Given task. Provide the count of lines that hold "Replace" and no other output.

[Part of a data file]
>> BEGIN
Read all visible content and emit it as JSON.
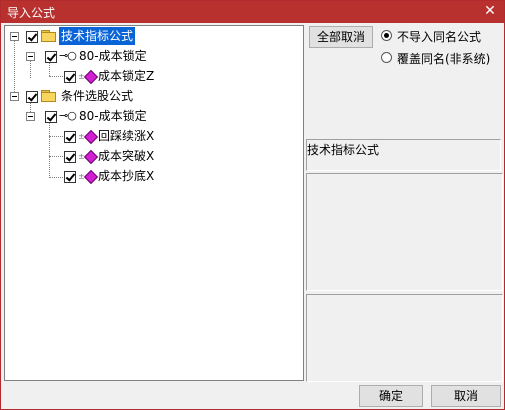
{
  "window": {
    "title": "导入公式",
    "close_glyph": "✕"
  },
  "tree": {
    "nodes": [
      {
        "label": "技术指标公式"
      },
      {
        "label": "80-成本锁定"
      },
      {
        "label": "成本锁定Z"
      },
      {
        "label": "条件选股公式"
      },
      {
        "label": "80-成本锁定"
      },
      {
        "label": "回踩续涨X"
      },
      {
        "label": "成本突破X"
      },
      {
        "label": "成本抄底X"
      }
    ]
  },
  "right": {
    "select_all_cancel": "全部取消",
    "radio_options": [
      {
        "label": "不导入同名公式",
        "selected": true
      },
      {
        "label": "覆盖同名(非系统)",
        "selected": false
      }
    ],
    "info_title": "技术指标公式"
  },
  "footer": {
    "ok": "确定",
    "cancel": "取消"
  }
}
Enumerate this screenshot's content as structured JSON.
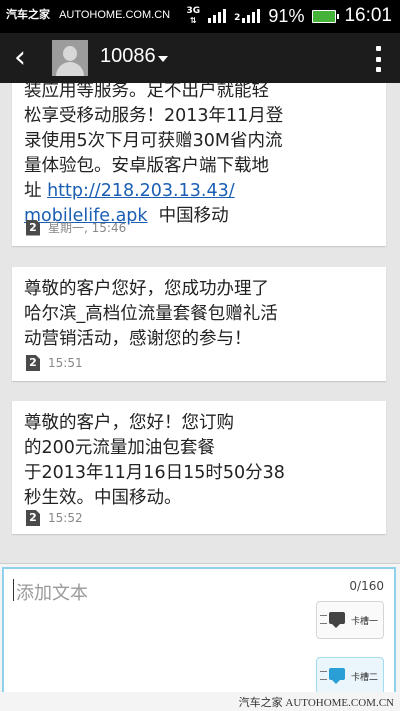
{
  "watermark": {
    "brand": "汽车之家",
    "site": "AUTOHOME.COM.CN",
    "bottom": "汽车之家 AUTOHOME.COM.CN"
  },
  "status_bar": {
    "network": "3G",
    "sim2_tag": "2",
    "battery": "91%",
    "time": "16:01"
  },
  "action_bar": {
    "contact": "10086",
    "icons": {
      "back": "back-arrow-icon",
      "avatar": "person-avatar-icon",
      "menu": "overflow-menu-icon"
    }
  },
  "messages": [
    {
      "lines": [
        "装应用等服务。足不出户就能轻",
        "松享受移动服务！2013年11月登",
        "录使用5次下月可获赠30M省内流",
        "量体验包。安卓版客户端下载地"
      ],
      "link_prefix": "址 ",
      "link_1": "http://218.203.13.43/",
      "link_2": "mobilelife.apk",
      "link_suffix": "  中国移动",
      "sim": "2",
      "time": "星期一, 15:46"
    },
    {
      "lines": [
        "尊敬的客户您好，您成功办理了",
        "哈尔滨_高档位流量套餐包赠礼活",
        "动营销活动，感谢您的参与！"
      ],
      "sim": "2",
      "time": "15:51"
    },
    {
      "lines": [
        "尊敬的客户，您好！您订购",
        "的200元流量加油包套餐",
        "于2013年11月16日15时50分38",
        "秒生效。中国移动。"
      ],
      "sim": "2",
      "time": "15:52"
    }
  ],
  "composer": {
    "placeholder": "添加文本",
    "counter": "0/160",
    "send_sim1": "卡槽一",
    "send_sim2": "卡槽二"
  }
}
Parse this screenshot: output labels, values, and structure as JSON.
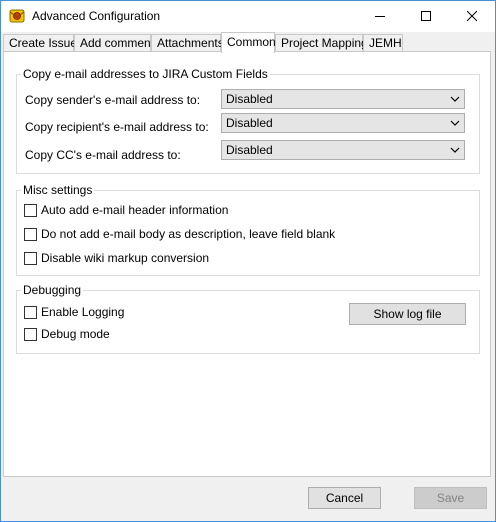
{
  "window": {
    "title": "Advanced Configuration",
    "app_icon": "jemh-app-icon",
    "controls": {
      "minimize": "minimize-icon",
      "maximize": "maximize-icon",
      "close": "close-icon"
    }
  },
  "tabs": [
    {
      "label": "Create Issue"
    },
    {
      "label": "Add comment"
    },
    {
      "label": "Attachments"
    },
    {
      "label": "Common",
      "active": true
    },
    {
      "label": "Project Mapping"
    },
    {
      "label": "JEMH"
    }
  ],
  "copy_email_group": {
    "title": "Copy e-mail addresses to JIRA Custom Fields",
    "fields": [
      {
        "label": "Copy sender's e-mail address to:",
        "value": "Disabled"
      },
      {
        "label": "Copy recipient's e-mail address to:",
        "value": "Disabled"
      },
      {
        "label": "Copy CC's e-mail address to:",
        "value": "Disabled"
      }
    ]
  },
  "misc_group": {
    "title": "Misc settings",
    "options": [
      {
        "label": "Auto add e-mail header information",
        "checked": false
      },
      {
        "label": "Do not add e-mail body as description, leave field blank",
        "checked": false
      },
      {
        "label": "Disable wiki markup conversion",
        "checked": false
      }
    ]
  },
  "debug_group": {
    "title": "Debugging",
    "options": [
      {
        "label": "Enable Logging",
        "checked": false
      },
      {
        "label": "Debug mode",
        "checked": false
      }
    ],
    "show_log_label": "Show log file"
  },
  "footer": {
    "cancel_label": "Cancel",
    "save_label": "Save",
    "save_enabled": false
  }
}
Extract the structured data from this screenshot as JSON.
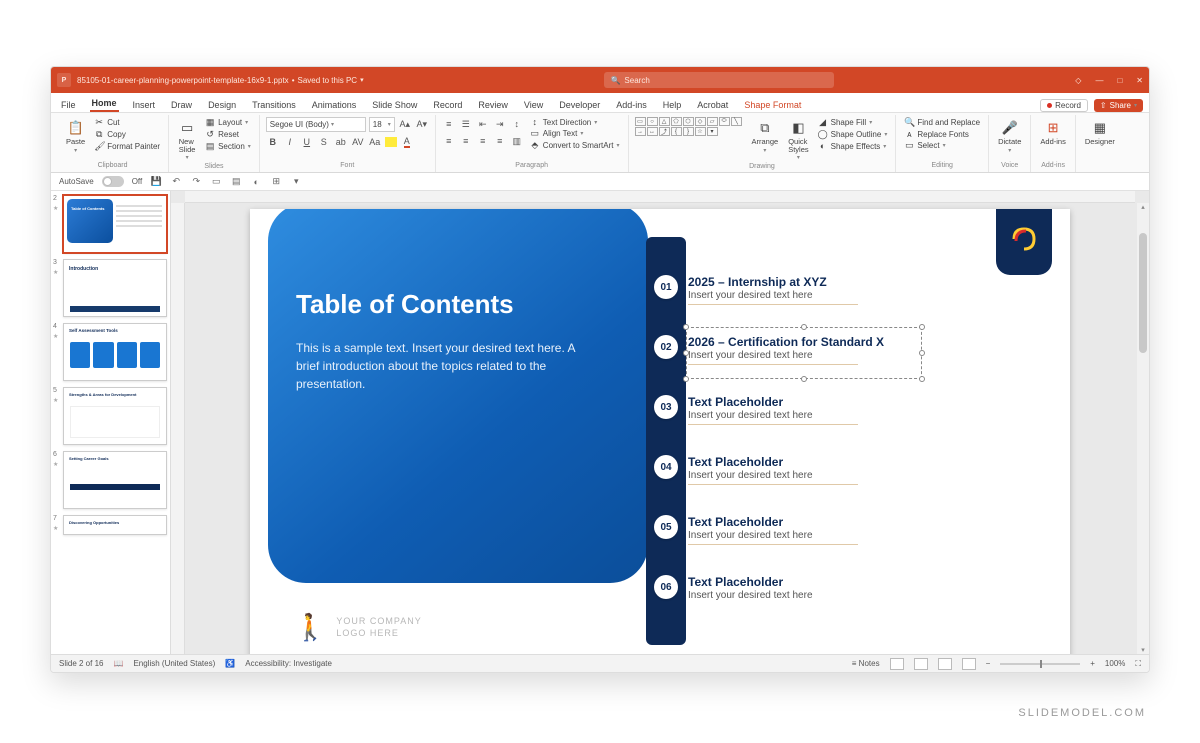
{
  "title": {
    "filename": "85105-01-career-planning-powerpoint-template-16x9-1.pptx",
    "save_status": "Saved to this PC",
    "search_placeholder": "Search"
  },
  "menutabs": {
    "file": "File",
    "home": "Home",
    "insert": "Insert",
    "draw": "Draw",
    "design": "Design",
    "transitions": "Transitions",
    "animations": "Animations",
    "slideshow": "Slide Show",
    "record": "Record",
    "review": "Review",
    "view": "View",
    "developer": "Developer",
    "addins": "Add-ins",
    "help": "Help",
    "acrobat": "Acrobat",
    "shapeformat": "Shape Format",
    "record_btn": "Record",
    "share_btn": "Share"
  },
  "ribbon": {
    "clipboard": {
      "paste": "Paste",
      "cut": "Cut",
      "copy": "Copy",
      "format_painter": "Format Painter",
      "label": "Clipboard"
    },
    "slides": {
      "new_slide": "New\nSlide",
      "layout": "Layout",
      "reset": "Reset",
      "section": "Section",
      "label": "Slides"
    },
    "font": {
      "name": "Segoe UI (Body)",
      "size": "18",
      "label": "Font"
    },
    "paragraph": {
      "text_direction": "Text Direction",
      "align_text": "Align Text",
      "convert_smartart": "Convert to SmartArt",
      "label": "Paragraph"
    },
    "drawing": {
      "arrange": "Arrange",
      "quick_styles": "Quick\nStyles",
      "shape_fill": "Shape Fill",
      "shape_outline": "Shape Outline",
      "shape_effects": "Shape Effects",
      "label": "Drawing"
    },
    "editing": {
      "find": "Find and Replace",
      "replace": "Replace Fonts",
      "select": "Select",
      "label": "Editing"
    },
    "voice": {
      "dictate": "Dictate",
      "label": "Voice"
    },
    "addins_grp": {
      "addins": "Add-ins",
      "label": "Add-ins"
    },
    "designer": {
      "designer": "Designer"
    }
  },
  "qat": {
    "autosave": "AutoSave",
    "off": "Off"
  },
  "thumbs": [
    {
      "n": "2",
      "title": "Table of Contents"
    },
    {
      "n": "3",
      "title": "Introduction"
    },
    {
      "n": "4",
      "title": "Self Assessment Tools"
    },
    {
      "n": "5",
      "title": "Strengths & Areas for Development"
    },
    {
      "n": "6",
      "title": "Setting Career Goals"
    },
    {
      "n": "7",
      "title": "Discovering Opportunities"
    }
  ],
  "slide": {
    "title": "Table of Contents",
    "desc": "This is a sample text. Insert your desired text here. A brief introduction about the topics related to the presentation.",
    "items": [
      {
        "num": "01",
        "h": "2025 – Internship at XYZ",
        "p": "Insert your desired text here"
      },
      {
        "num": "02",
        "h": "2026 – Certification for Standard X",
        "p": "Insert your desired text here"
      },
      {
        "num": "03",
        "h": "Text Placeholder",
        "p": "Insert your desired text here"
      },
      {
        "num": "04",
        "h": "Text Placeholder",
        "p": "Insert your desired text here"
      },
      {
        "num": "05",
        "h": "Text Placeholder",
        "p": "Insert your desired text here"
      },
      {
        "num": "06",
        "h": "Text Placeholder",
        "p": "Insert your desired text here"
      }
    ],
    "company_logo_line1": "YOUR COMPANY",
    "company_logo_line2": "LOGO HERE"
  },
  "status": {
    "slide_n": "Slide 2 of 16",
    "language": "English (United States)",
    "accessibility": "Accessibility: Investigate",
    "notes": "Notes",
    "zoom": "100%"
  },
  "watermark": "SLIDEMODEL.COM"
}
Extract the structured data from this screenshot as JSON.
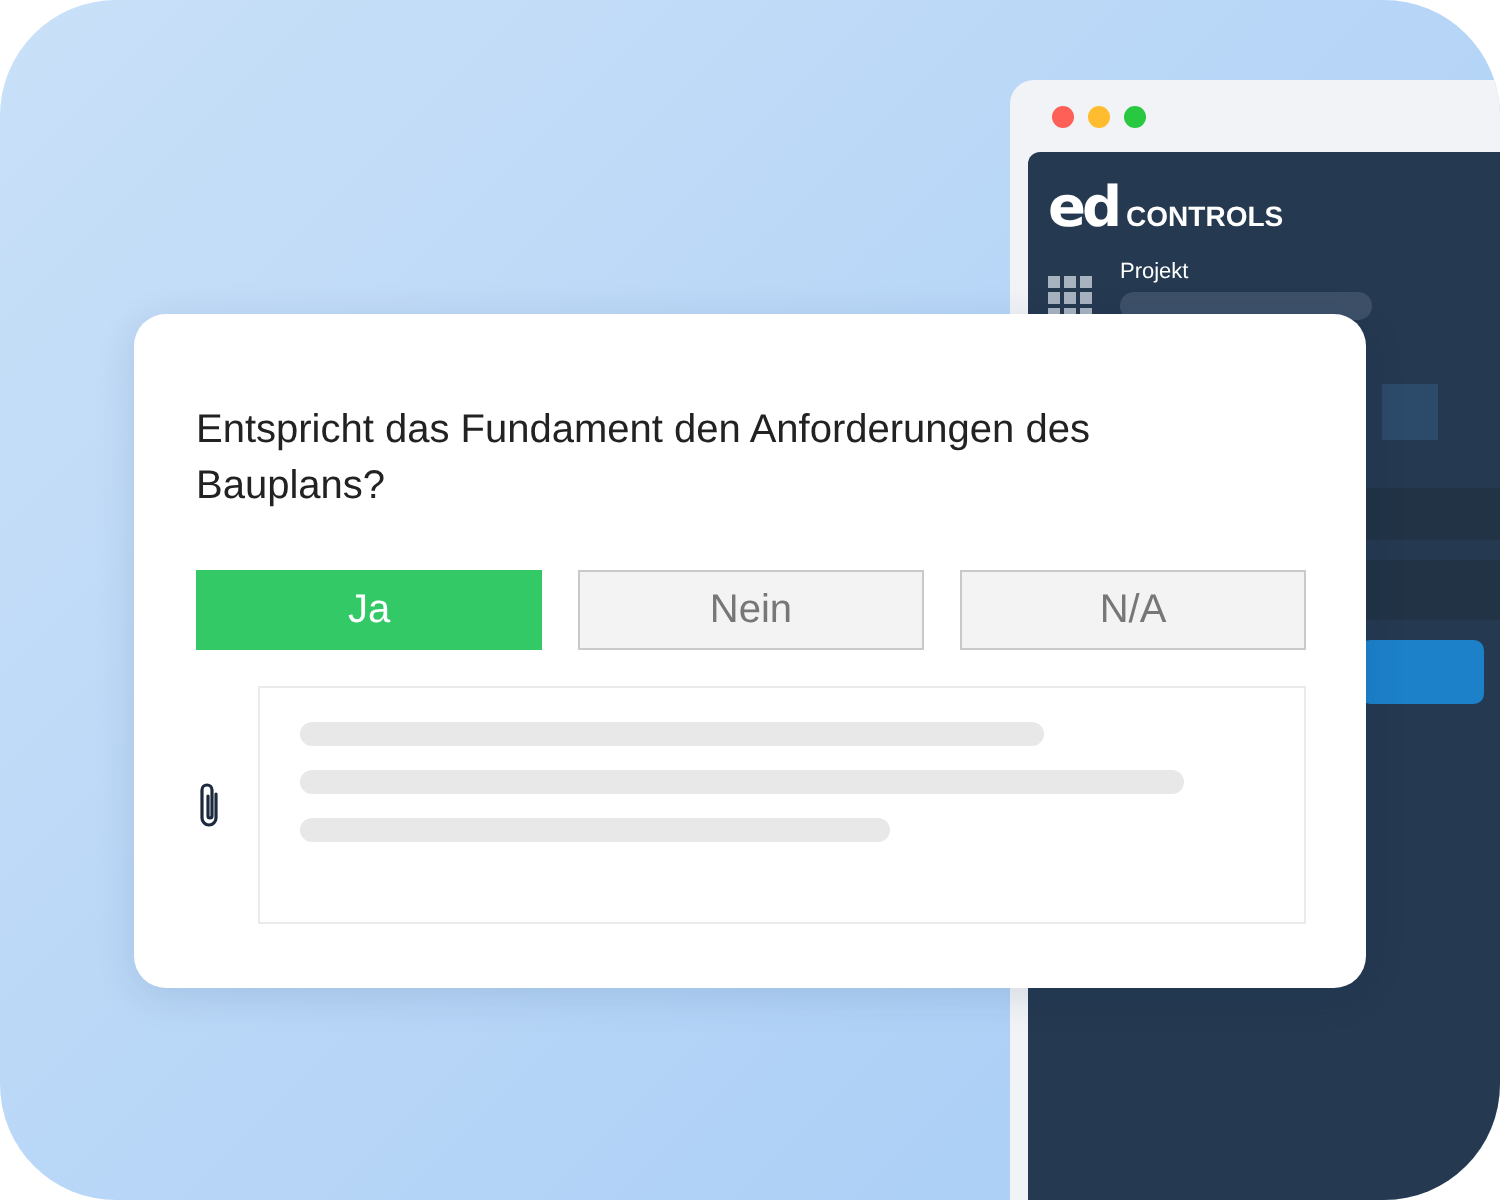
{
  "app": {
    "logo": "ed",
    "brand": "CONTROLS",
    "project_label": "Projekt"
  },
  "dialog": {
    "question": "Entspricht das Fundament den Anforderungen des Bauplans?",
    "options": [
      {
        "label": "Ja",
        "selected": true
      },
      {
        "label": "Nein",
        "selected": false
      },
      {
        "label": "N/A",
        "selected": false
      }
    ]
  }
}
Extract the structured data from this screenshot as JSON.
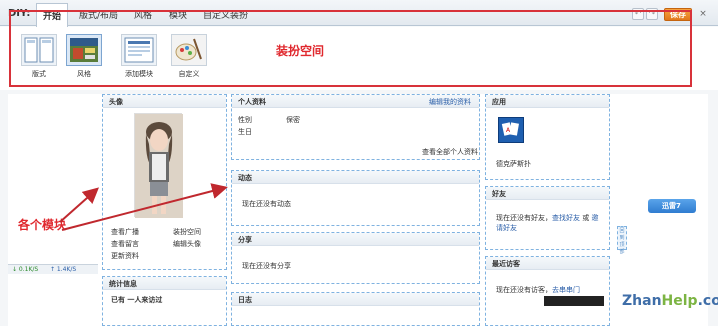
{
  "diy": {
    "label": "DIY:",
    "tabs": [
      "开始",
      "版式/布局",
      "风格",
      "模块",
      "自定义装扮"
    ],
    "save_label": "保存",
    "close_label": "×",
    "undo_label": "↶",
    "redo_label": "↷",
    "tools": [
      {
        "label": "版式",
        "icon": "layout-icon"
      },
      {
        "label": "风格",
        "icon": "style-icon"
      },
      {
        "label": "添加模块",
        "icon": "add-module-icon"
      },
      {
        "label": "自定义",
        "icon": "customize-icon"
      }
    ]
  },
  "annotations": {
    "decor_space": "装扮空间",
    "modules": "各个模块"
  },
  "left_col": {
    "avatar_title": "头像",
    "links": [
      "查看广播",
      "装扮空间",
      "查看留言",
      "编辑头像",
      "更新资料"
    ],
    "stats_title": "统计信息",
    "stats_text": "已有 一人来访过"
  },
  "mid_col": {
    "profile_title": "个人资料",
    "profile_edit": "编辑我的资料",
    "gender_label": "性别",
    "gender_value": "保密",
    "birthday_label": "生日",
    "view_all": "查看全部个人资料",
    "feed_title": "动态",
    "feed_text": "现在还没有动态",
    "share_title": "分享",
    "share_text": "现在还没有分享",
    "log_title": "日志"
  },
  "right_col": {
    "apps_title": "应用",
    "app_name": "德克萨斯扑",
    "friends_title": "好友",
    "friends_text_pre": "现在还没有好友，",
    "friends_find": "查找好友",
    "friends_or": " 或 ",
    "friends_invite": "邀请好友",
    "visitors_title": "最近访客",
    "visitors_text_pre": "现在还没有访客，",
    "visitors_link": "去串串门"
  },
  "misc": {
    "side_tab": "迅雷7",
    "scroll_widget": "回到顶部",
    "status_down": "↓ 0.1K/S",
    "status_up": "↑ 1.4K/S",
    "watermark_zhan": "Zhan",
    "watermark_help": "Help",
    "watermark_com": ".com"
  }
}
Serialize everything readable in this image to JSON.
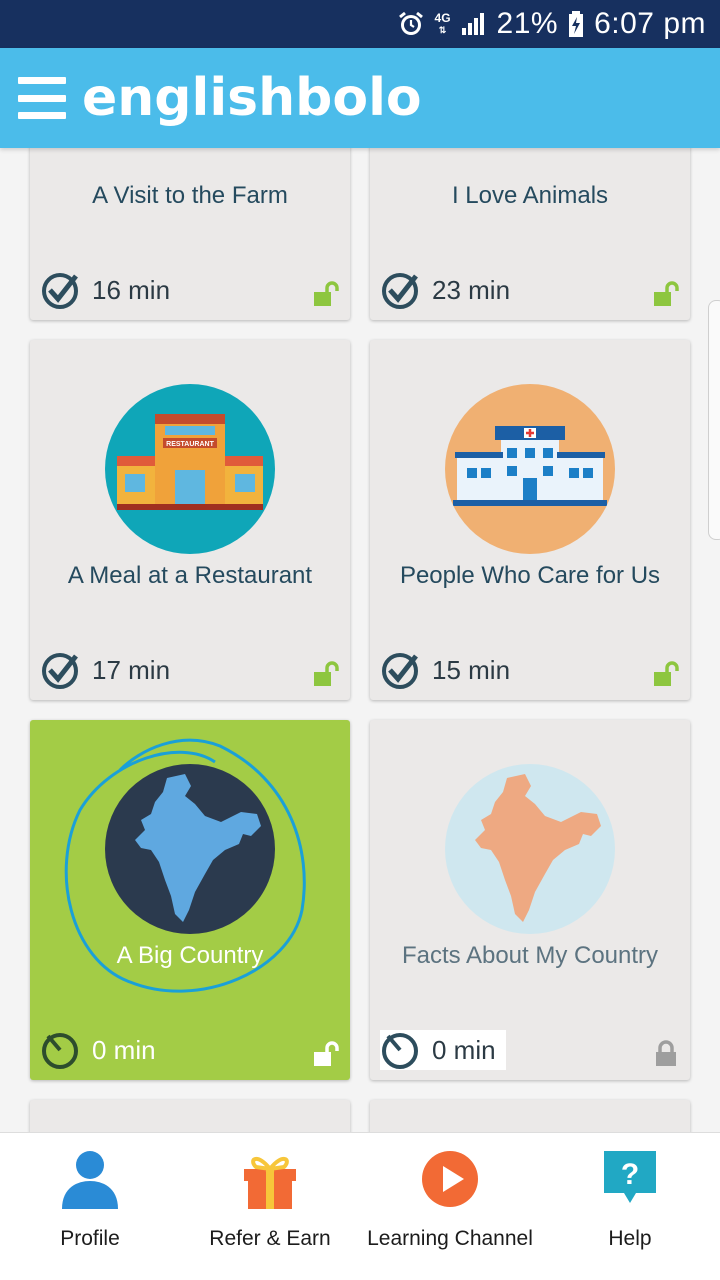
{
  "status_bar": {
    "signal": "4G",
    "battery": "21%",
    "time": "6:07 pm"
  },
  "app_bar": {
    "logo": "englishbolo"
  },
  "lessons": [
    {
      "title": "A Visit to the Farm",
      "duration": "16 min",
      "state": "unlocked-done"
    },
    {
      "title": "I Love Animals",
      "duration": "23 min",
      "state": "unlocked-done"
    },
    {
      "title": "A Meal at a Restaurant",
      "duration": "17 min",
      "state": "unlocked-done"
    },
    {
      "title": "People Who Care for Us",
      "duration": "15 min",
      "state": "unlocked-done"
    },
    {
      "title": "A Big Country",
      "duration": "0 min",
      "state": "active"
    },
    {
      "title": "Facts About My Country",
      "duration": "0 min",
      "state": "locked"
    }
  ],
  "restaurant_sign": "RESTAURANT",
  "bottom_nav": [
    {
      "label": "Profile",
      "icon": "profile-icon"
    },
    {
      "label": "Refer & Earn",
      "icon": "gift-icon"
    },
    {
      "label": "Learning Channel",
      "icon": "play-icon"
    },
    {
      "label": "Help",
      "icon": "help-icon"
    }
  ],
  "colors": {
    "status_bar": "#17305f",
    "app_bar": "#4bbcea",
    "active_card": "#a3cc46",
    "unlock_green": "#8dc63f",
    "lock_gray": "#9e9e9e"
  }
}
>> END
Written solution. 2